### EXERCISE
Pull every line that holds the word "стыки" from the entries.

### PROVIDED DATA
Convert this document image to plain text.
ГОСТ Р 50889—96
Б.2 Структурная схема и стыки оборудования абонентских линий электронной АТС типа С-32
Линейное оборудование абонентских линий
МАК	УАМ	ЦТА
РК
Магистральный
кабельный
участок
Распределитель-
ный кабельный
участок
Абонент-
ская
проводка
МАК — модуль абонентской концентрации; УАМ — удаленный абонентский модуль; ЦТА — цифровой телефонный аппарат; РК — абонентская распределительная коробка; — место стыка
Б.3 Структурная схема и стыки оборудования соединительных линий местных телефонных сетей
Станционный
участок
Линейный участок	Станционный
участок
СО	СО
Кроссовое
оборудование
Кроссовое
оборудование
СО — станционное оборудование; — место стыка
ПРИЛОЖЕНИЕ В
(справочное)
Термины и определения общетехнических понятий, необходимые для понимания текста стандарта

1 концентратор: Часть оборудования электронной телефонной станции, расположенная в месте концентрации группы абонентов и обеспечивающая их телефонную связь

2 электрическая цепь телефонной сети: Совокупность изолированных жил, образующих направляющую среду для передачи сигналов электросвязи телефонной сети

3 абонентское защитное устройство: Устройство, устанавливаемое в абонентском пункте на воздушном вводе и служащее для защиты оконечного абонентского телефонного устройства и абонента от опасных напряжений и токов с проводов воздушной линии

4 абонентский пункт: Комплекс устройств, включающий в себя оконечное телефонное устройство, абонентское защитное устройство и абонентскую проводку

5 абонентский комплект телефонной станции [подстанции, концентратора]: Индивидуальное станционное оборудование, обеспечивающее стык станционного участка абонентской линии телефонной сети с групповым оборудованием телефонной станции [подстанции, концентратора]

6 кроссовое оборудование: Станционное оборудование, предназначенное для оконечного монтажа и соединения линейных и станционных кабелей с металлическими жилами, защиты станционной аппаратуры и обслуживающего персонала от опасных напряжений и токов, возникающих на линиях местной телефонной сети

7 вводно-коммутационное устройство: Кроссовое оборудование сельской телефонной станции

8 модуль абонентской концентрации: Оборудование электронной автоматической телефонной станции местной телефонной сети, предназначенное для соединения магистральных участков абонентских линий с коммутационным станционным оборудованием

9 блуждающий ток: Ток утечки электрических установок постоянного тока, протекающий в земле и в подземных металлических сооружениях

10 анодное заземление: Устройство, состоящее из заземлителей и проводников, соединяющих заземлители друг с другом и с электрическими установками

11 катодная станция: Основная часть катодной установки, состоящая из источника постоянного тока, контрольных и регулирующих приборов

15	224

### SOLUTION TO THIS TASK
Б.2 Структурная схема и стыки оборудования абонентских линий электронной АТС типа С-32
Б.3 Структурная схема и стыки оборудования соединительных линий местных телефонных сетей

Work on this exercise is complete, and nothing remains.